## [RECORD EXCERPTS]
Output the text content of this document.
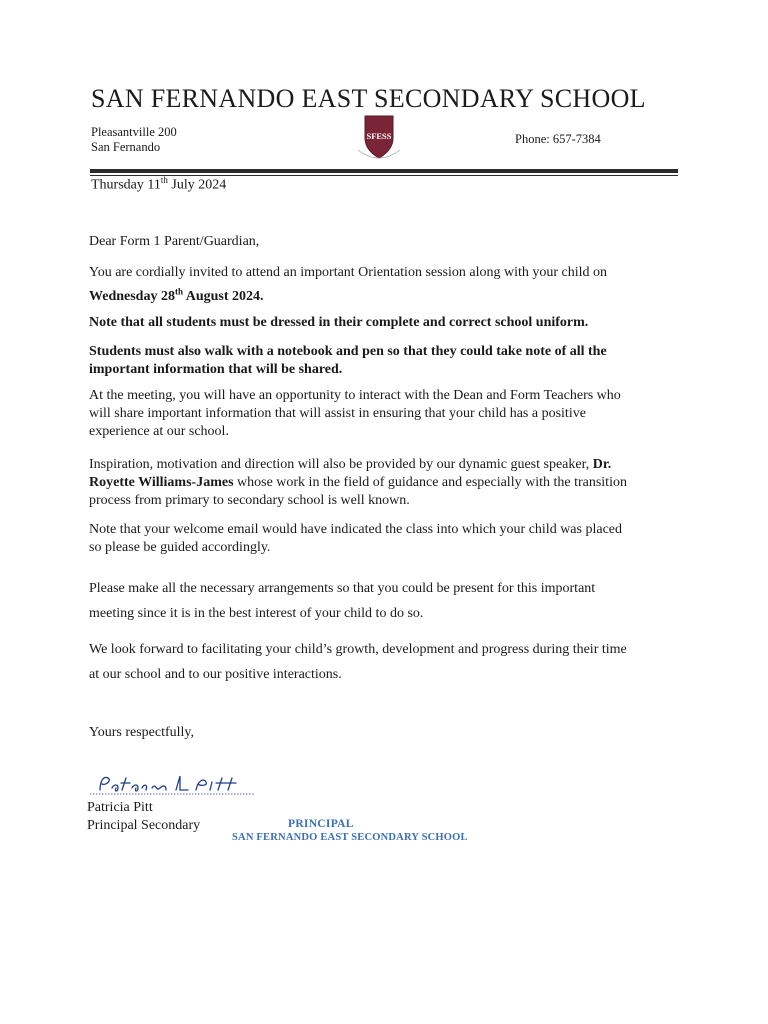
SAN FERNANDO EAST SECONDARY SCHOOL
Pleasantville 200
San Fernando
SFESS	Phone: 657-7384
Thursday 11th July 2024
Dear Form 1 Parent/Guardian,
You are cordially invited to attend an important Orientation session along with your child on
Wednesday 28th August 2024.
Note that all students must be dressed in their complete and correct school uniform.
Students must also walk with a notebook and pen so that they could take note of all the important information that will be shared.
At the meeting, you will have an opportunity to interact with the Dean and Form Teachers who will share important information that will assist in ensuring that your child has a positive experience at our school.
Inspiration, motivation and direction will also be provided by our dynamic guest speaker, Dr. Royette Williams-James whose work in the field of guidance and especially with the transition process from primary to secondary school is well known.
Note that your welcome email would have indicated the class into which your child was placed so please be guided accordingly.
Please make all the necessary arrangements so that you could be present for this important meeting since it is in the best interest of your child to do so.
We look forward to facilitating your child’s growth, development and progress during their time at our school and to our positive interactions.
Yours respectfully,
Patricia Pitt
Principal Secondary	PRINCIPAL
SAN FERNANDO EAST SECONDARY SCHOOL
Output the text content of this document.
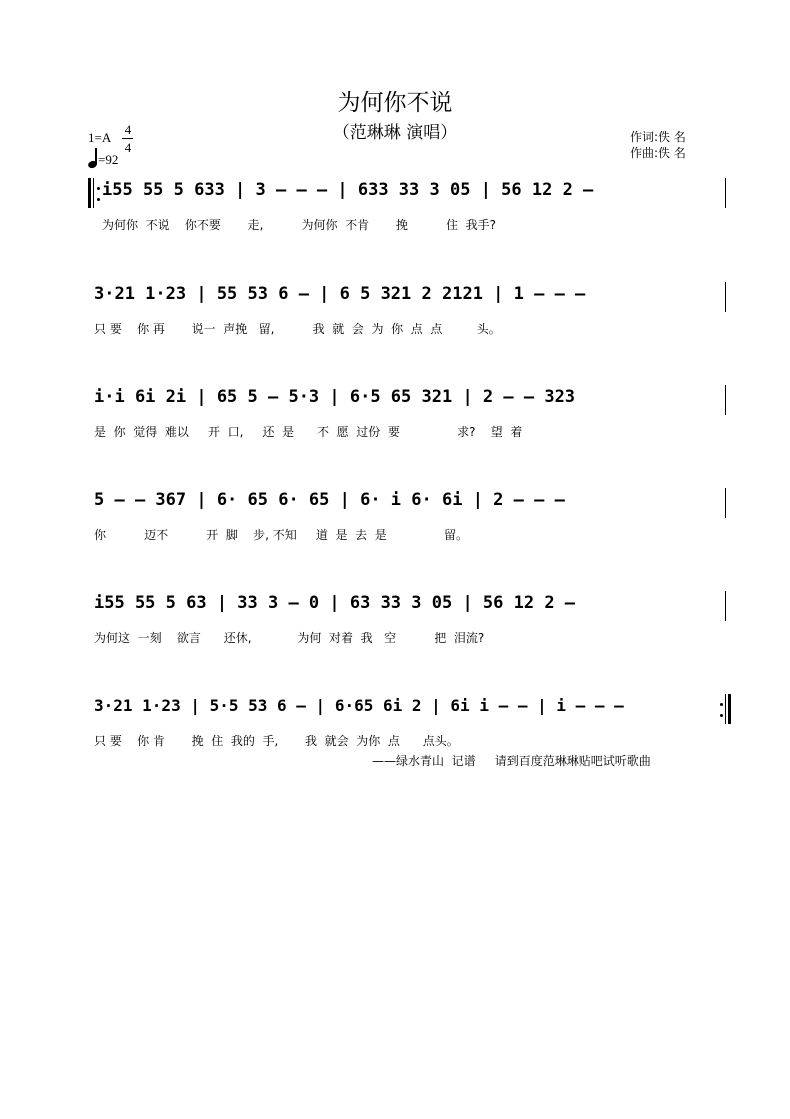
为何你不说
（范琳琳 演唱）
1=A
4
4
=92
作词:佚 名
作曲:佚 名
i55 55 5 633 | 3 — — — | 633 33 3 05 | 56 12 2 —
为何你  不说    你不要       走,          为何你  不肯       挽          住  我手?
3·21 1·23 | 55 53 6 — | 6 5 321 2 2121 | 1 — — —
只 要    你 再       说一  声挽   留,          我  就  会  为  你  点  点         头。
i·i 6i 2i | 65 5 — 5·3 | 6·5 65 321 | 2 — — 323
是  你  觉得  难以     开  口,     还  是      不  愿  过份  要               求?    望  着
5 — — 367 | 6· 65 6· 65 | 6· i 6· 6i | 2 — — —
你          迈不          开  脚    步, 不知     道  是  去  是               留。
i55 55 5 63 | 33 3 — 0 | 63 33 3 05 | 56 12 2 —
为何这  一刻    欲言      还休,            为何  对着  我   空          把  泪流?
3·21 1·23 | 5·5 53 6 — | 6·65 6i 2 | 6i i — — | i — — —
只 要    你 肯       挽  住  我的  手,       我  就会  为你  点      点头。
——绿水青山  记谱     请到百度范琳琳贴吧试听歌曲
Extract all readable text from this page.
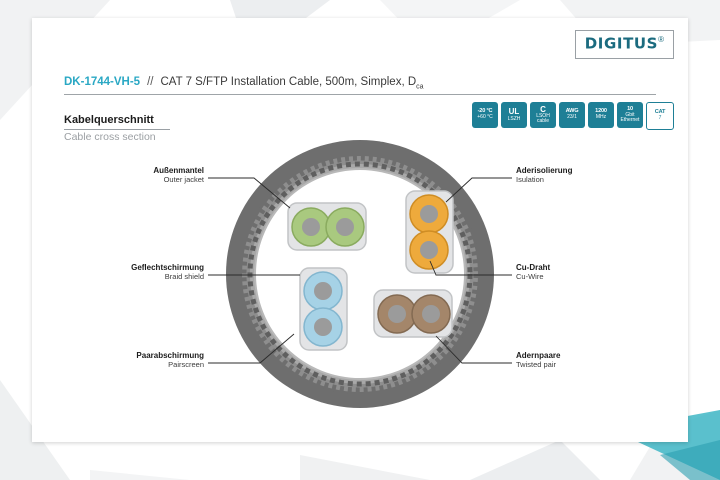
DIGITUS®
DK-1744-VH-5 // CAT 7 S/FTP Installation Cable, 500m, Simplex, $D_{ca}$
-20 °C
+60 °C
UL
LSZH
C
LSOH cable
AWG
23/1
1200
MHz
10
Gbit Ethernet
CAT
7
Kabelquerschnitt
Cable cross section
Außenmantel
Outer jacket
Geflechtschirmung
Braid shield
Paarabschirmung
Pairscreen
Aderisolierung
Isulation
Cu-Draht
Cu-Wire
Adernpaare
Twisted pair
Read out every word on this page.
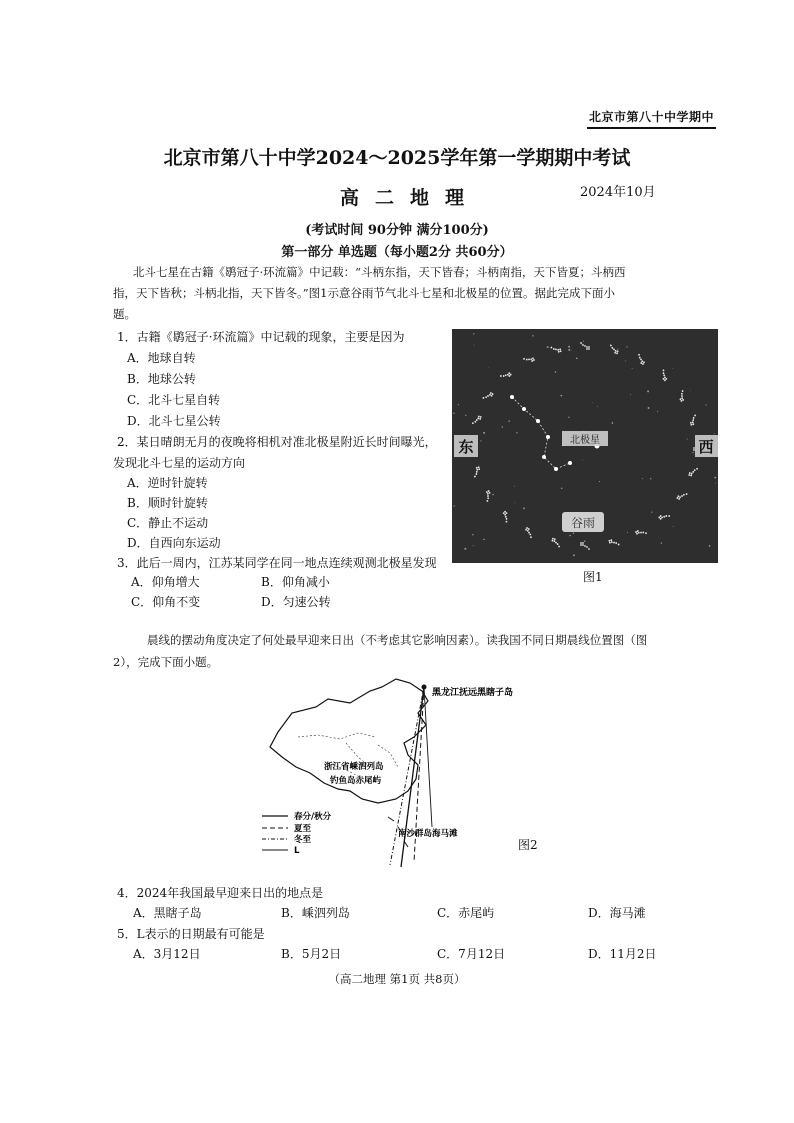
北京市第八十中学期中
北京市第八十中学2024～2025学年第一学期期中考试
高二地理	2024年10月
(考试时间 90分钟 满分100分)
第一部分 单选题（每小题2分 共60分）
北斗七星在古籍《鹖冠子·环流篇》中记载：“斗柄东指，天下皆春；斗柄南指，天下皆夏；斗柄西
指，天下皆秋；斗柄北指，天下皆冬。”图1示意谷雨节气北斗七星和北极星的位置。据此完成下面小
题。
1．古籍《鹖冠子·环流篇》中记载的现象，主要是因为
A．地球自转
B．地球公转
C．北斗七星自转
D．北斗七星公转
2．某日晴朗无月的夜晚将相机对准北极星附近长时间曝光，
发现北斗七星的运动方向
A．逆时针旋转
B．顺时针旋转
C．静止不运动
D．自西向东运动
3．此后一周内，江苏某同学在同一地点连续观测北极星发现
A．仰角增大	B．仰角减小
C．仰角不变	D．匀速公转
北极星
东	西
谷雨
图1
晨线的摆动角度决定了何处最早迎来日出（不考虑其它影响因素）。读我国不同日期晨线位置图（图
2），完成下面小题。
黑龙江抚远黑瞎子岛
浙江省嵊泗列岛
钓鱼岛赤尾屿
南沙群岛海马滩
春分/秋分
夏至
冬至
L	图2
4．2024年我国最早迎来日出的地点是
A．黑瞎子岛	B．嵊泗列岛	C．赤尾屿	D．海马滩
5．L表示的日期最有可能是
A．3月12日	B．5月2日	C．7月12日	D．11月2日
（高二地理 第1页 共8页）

## [WHAT THIS TASK INVOLVES]
Write out the listing above exactly as it stands, pictures excluded.

## [EXERCISE RESULT]
Output the text content of this document.
SAN FERNANDO EAST SECONDARY SCHOOL
Pleasantville 200
San Fernando
SFESS	Phone: 657-7384
Thursday 11th July 2024
Dear Form 1 Parent/Guardian,
You are cordially invited to attend an important Orientation session along with your child on
Wednesday 28th August 2024.
Note that all students must be dressed in their complete and correct school uniform.
Students must also walk with a notebook and pen so that they could take note of all the important information that will be shared.
At the meeting, you will have an opportunity to interact with the Dean and Form Teachers who will share important information that will assist in ensuring that your child has a positive experience at our school.
Inspiration, motivation and direction will also be provided by our dynamic guest speaker, Dr. Royette Williams-James whose work in the field of guidance and especially with the transition process from primary to secondary school is well known.
Note that your welcome email would have indicated the class into which your child was placed so please be guided accordingly.
Please make all the necessary arrangements so that you could be present for this important meeting since it is in the best interest of your child to do so.
We look forward to facilitating your child’s growth, development and progress during their time at our school and to our positive interactions.
Yours respectfully,
Patricia Pitt
Principal Secondary	PRINCIPAL
SAN FERNANDO EAST SECONDARY SCHOOL
Output the text content of this document.
为何你不说
（范琳琳 演唱）
1=A
4
4
=92
作词:佚 名
作曲:佚 名
i55 55 5 633 | 3 — — — | 633 33 3 05 | 56 12 2 —
为何你  不说    你不要       走,          为何你  不肯       挽          住  我手?
3·21 1·23 | 55 53 6 — | 6 5 321 2 2121 | 1 — — —
只 要    你 再       说一  声挽   留,          我  就  会  为  你  点  点         头。
i·i 6i 2i | 65 5 — 5·3 | 6·5 65 321 | 2 — — 323
是  你  觉得  难以     开  口,     还  是      不  愿  过份  要               求?    望  着
5 — — 367 | 6· 65 6· 65 | 6· i 6· 6i | 2 — — —
你          迈不          开  脚    步, 不知     道  是  去  是               留。
i55 55 5 63 | 33 3 — 0 | 63 33 3 05 | 56 12 2 —
为何这  一刻    欲言      还休,            为何  对着  我   空          把  泪流?
3·21 1·23 | 5·5 53 6 — | 6·65 6i 2 | 6i i — — | i — — —
只 要    你 肯       挽  住  我的  手,       我  就会  为你  点      点头。
——绿水青山  记谱     请到百度范琳琳贴吧试听歌曲
Extract all readable text from this page.
DIGITUS®
DK-1744-VH-5 // CAT 7 S/FTP Installation Cable, 500m, Simplex, $D_{ca}$
-20 °C
+60 °C
UL
LSZH
C
LSOH cable
AWG
23/1
1200
MHz
10
Gbit Ethernet
CAT
7
Kabelquerschnitt
Cable cross section
Außenmantel
Outer jacket
Geflechtschirmung
Braid shield
Paarabschirmung
Pairscreen
Aderisolierung
Isulation
Cu-Draht
Cu-Wire
Adernpaare
Twisted pair
Read out every word on this page.
北京市第八十中学期中
北京市第八十中学2024～2025学年第一学期期中考试
高二地理	2024年10月
(考试时间 90分钟 满分100分)
第一部分 单选题（每小题2分 共60分）
北斗七星在古籍《鹖冠子·环流篇》中记载：“斗柄东指，天下皆春；斗柄南指，天下皆夏；斗柄西
指，天下皆秋；斗柄北指，天下皆冬。”图1示意谷雨节气北斗七星和北极星的位置。据此完成下面小
题。
1．古籍《鹖冠子·环流篇》中记载的现象，主要是因为
A．地球自转
B．地球公转
C．北斗七星自转
D．北斗七星公转
2．某日晴朗无月的夜晚将相机对准北极星附近长时间曝光，
发现北斗七星的运动方向
A．逆时针旋转
B．顺时针旋转
C．静止不运动
D．自西向东运动
3．此后一周内，江苏某同学在同一地点连续观测北极星发现
A．仰角增大	B．仰角减小
C．仰角不变	D．匀速公转
北极星
东	西
谷雨
图1
晨线的摆动角度决定了何处最早迎来日出（不考虑其它影响因素）。读我国不同日期晨线位置图（图
2），完成下面小题。
黑龙江抚远黑瞎子岛
浙江省嵊泗列岛
钓鱼岛赤尾屿
南沙群岛海马滩
春分/秋分
夏至
冬至
L	图2
4．2024年我国最早迎来日出的地点是
A．黑瞎子岛	B．嵊泗列岛	C．赤尾屿	D．海马滩
5．L表示的日期最有可能是
A．3月12日	B．5月2日	C．7月12日	D．11月2日
（高二地理 第1页 共8页）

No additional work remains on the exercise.